### Do this
Identify the lines that contain the string "Vintners" and report only how many there are.

### Entries supplied
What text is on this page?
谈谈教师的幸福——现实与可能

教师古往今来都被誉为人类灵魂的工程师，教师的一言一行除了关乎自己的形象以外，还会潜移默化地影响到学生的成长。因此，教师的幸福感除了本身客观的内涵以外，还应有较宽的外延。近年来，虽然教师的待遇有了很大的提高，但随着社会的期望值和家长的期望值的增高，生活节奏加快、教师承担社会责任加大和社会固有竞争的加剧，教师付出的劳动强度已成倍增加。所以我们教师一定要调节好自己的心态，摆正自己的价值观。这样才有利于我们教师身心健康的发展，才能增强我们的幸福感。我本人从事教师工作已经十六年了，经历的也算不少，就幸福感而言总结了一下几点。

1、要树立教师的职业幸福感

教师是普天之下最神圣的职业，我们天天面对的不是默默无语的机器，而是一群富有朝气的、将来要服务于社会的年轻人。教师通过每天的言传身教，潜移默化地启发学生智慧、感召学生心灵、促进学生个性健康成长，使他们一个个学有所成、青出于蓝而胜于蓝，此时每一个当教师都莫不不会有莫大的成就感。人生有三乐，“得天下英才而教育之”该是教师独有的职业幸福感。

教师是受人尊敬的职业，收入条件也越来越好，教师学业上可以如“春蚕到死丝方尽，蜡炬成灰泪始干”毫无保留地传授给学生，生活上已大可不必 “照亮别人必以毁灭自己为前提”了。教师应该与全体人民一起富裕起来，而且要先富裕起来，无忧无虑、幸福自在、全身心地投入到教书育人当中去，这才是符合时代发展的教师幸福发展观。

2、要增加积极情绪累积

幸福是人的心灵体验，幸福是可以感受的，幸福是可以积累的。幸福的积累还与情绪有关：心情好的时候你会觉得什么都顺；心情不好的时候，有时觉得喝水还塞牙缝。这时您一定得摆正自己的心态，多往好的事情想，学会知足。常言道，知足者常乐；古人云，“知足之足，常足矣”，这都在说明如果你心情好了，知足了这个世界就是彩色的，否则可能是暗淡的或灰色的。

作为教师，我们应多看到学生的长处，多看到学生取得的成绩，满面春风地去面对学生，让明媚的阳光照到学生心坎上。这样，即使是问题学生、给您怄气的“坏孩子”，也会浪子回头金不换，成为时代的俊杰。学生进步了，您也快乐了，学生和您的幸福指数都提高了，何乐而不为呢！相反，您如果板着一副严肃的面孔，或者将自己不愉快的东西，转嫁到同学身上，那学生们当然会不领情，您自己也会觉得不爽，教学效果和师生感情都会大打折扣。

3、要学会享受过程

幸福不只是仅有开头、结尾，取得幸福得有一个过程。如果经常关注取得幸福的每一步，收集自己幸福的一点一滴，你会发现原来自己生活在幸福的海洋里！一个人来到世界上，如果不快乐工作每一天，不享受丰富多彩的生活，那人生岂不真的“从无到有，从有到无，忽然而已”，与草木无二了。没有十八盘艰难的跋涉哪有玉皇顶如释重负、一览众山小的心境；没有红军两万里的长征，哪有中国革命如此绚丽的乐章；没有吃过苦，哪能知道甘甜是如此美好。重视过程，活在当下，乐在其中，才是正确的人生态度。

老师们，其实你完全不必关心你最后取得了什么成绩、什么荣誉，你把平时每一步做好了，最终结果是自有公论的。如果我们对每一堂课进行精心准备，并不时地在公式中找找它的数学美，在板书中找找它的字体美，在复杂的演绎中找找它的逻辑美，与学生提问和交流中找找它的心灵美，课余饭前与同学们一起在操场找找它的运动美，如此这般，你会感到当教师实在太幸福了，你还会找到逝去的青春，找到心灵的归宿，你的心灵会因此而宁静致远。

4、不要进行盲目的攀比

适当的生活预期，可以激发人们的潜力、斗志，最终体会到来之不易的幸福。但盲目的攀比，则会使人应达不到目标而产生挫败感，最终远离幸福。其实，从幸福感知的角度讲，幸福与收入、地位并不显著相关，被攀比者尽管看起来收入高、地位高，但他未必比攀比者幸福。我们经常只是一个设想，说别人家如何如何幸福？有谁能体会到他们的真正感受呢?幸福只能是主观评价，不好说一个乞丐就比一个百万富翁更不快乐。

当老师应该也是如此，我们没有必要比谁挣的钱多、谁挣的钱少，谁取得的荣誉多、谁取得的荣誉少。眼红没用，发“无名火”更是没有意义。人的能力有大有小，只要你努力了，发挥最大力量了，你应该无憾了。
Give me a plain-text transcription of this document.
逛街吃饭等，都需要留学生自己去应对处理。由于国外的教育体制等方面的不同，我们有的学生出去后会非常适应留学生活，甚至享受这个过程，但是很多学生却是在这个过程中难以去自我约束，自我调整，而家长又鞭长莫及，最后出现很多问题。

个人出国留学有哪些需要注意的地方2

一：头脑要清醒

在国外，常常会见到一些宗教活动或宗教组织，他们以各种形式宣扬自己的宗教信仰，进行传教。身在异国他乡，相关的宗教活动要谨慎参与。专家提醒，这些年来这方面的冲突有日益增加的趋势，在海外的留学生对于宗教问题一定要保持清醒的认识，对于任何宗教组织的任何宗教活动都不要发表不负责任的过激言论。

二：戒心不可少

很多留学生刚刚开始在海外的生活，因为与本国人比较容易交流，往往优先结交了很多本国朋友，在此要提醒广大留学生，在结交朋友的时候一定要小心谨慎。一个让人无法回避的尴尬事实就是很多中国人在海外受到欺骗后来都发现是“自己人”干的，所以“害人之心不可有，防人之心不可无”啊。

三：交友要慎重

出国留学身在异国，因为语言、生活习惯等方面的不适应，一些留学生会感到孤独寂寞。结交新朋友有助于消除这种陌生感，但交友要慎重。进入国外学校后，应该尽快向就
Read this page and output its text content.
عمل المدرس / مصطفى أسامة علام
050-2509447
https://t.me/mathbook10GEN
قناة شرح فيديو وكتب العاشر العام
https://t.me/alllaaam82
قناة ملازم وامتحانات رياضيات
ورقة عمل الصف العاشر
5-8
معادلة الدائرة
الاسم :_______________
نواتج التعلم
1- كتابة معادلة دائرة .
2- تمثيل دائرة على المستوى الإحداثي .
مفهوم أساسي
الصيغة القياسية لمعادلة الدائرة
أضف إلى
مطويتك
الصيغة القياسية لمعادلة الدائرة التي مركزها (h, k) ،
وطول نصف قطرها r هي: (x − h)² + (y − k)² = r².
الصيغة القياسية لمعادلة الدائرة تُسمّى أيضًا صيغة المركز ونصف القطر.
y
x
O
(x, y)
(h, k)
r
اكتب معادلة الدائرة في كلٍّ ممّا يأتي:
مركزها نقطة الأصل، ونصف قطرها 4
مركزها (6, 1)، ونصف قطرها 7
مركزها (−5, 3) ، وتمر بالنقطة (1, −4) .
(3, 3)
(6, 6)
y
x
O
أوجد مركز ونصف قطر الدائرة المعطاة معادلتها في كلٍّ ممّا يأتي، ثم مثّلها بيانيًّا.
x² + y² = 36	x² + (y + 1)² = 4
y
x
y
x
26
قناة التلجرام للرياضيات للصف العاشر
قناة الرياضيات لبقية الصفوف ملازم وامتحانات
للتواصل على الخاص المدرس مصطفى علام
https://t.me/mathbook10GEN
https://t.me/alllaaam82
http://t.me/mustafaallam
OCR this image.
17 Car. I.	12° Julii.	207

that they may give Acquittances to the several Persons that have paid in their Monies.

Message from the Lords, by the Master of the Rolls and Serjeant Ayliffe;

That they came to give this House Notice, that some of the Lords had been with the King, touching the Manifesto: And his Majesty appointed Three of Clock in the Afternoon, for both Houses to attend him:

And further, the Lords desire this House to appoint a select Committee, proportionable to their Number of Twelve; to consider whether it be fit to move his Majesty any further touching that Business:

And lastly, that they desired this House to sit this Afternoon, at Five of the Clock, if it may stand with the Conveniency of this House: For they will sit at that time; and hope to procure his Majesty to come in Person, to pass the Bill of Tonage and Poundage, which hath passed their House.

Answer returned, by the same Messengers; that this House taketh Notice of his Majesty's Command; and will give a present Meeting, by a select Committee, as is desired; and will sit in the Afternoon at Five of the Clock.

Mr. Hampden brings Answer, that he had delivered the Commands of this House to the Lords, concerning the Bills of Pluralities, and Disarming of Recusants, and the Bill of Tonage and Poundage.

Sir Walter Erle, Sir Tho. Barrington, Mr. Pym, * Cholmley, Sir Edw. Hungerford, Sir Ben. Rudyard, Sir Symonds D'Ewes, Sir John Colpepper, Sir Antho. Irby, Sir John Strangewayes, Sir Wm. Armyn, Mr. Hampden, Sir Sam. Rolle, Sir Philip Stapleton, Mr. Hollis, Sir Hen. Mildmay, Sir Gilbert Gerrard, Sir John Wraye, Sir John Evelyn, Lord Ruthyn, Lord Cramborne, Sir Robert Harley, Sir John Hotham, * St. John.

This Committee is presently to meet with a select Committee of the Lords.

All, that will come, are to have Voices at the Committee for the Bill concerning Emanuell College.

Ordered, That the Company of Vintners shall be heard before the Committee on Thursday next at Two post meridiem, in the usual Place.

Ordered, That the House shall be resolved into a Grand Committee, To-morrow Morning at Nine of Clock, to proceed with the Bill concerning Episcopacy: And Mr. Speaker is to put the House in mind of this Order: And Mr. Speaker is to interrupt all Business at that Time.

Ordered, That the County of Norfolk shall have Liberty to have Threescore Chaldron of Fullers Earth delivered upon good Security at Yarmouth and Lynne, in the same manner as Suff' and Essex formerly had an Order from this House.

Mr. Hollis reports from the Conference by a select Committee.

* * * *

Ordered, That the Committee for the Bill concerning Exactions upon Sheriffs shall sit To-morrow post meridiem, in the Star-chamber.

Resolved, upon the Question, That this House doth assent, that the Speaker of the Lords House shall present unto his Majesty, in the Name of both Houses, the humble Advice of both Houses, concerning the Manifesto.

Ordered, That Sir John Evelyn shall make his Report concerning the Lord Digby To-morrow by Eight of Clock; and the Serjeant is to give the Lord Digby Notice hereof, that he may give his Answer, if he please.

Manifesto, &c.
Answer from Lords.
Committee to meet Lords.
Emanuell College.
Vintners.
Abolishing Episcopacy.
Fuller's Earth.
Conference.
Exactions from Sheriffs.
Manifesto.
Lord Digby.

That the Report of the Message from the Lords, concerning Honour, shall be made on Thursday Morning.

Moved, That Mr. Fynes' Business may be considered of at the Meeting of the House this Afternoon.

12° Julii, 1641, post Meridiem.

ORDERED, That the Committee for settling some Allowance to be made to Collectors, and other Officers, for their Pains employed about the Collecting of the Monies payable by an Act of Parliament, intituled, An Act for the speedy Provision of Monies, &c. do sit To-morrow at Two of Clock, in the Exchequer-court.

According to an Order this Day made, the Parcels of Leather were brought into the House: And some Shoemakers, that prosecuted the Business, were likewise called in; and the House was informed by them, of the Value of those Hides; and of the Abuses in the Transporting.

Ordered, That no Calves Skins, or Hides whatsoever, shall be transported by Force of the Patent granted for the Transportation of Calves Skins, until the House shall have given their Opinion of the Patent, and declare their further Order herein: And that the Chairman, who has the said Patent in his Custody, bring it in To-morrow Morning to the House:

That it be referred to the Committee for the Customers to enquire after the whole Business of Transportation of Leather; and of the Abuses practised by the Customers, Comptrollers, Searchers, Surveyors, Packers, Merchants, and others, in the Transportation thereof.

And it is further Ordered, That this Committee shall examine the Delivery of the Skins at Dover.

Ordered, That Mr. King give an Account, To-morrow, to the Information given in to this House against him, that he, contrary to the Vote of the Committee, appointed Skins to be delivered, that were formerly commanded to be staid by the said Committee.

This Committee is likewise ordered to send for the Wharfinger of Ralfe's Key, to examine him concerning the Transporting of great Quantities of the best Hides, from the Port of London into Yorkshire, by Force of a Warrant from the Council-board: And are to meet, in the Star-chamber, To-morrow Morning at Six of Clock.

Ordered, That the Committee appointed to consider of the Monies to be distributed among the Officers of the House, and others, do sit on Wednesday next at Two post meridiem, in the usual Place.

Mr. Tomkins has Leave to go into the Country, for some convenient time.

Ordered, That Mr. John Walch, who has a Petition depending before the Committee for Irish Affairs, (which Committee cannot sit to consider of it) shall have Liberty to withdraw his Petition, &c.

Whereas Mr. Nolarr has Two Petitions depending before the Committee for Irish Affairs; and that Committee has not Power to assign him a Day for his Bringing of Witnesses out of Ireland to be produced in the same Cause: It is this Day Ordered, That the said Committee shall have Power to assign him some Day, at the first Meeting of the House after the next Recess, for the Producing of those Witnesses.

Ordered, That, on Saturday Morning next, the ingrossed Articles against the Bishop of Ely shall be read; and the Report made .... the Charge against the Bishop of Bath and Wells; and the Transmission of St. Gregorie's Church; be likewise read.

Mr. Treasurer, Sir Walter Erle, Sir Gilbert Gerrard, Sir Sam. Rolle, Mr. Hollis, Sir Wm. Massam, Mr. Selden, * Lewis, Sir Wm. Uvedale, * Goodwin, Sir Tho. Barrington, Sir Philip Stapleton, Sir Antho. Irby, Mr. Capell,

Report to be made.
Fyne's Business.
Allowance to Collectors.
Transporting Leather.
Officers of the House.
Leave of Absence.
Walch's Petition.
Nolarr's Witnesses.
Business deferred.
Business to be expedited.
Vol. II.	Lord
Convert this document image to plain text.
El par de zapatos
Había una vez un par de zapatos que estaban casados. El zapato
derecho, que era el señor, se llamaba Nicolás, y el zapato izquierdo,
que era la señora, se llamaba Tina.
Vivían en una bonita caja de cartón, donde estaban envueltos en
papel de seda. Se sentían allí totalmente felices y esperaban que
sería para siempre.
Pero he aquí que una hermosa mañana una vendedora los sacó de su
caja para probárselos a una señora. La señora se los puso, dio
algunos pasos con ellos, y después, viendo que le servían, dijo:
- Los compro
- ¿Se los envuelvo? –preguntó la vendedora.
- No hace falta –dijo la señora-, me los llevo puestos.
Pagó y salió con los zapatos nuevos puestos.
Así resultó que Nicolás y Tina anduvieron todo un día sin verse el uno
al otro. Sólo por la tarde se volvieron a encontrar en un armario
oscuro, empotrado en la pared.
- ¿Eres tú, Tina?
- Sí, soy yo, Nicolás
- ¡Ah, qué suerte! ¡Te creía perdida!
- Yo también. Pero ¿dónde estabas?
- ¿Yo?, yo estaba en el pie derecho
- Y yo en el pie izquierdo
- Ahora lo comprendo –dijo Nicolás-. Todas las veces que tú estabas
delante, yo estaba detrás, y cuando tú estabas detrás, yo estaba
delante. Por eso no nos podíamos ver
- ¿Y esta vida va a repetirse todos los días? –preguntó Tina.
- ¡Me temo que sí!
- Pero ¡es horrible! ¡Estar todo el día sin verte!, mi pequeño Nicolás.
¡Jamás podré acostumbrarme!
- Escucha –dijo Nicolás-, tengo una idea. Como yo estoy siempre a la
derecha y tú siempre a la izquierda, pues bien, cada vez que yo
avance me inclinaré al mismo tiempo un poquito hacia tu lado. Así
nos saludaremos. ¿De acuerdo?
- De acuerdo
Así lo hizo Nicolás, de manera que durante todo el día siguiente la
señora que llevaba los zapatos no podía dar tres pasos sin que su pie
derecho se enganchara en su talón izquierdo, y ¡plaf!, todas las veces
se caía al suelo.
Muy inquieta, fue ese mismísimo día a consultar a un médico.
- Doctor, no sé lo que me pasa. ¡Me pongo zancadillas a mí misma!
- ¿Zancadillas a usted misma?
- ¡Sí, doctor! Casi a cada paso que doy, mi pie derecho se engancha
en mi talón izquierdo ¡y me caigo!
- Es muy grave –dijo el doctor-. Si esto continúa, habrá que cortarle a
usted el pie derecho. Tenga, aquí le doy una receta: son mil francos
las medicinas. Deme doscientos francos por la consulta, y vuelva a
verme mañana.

### Exercise answer
2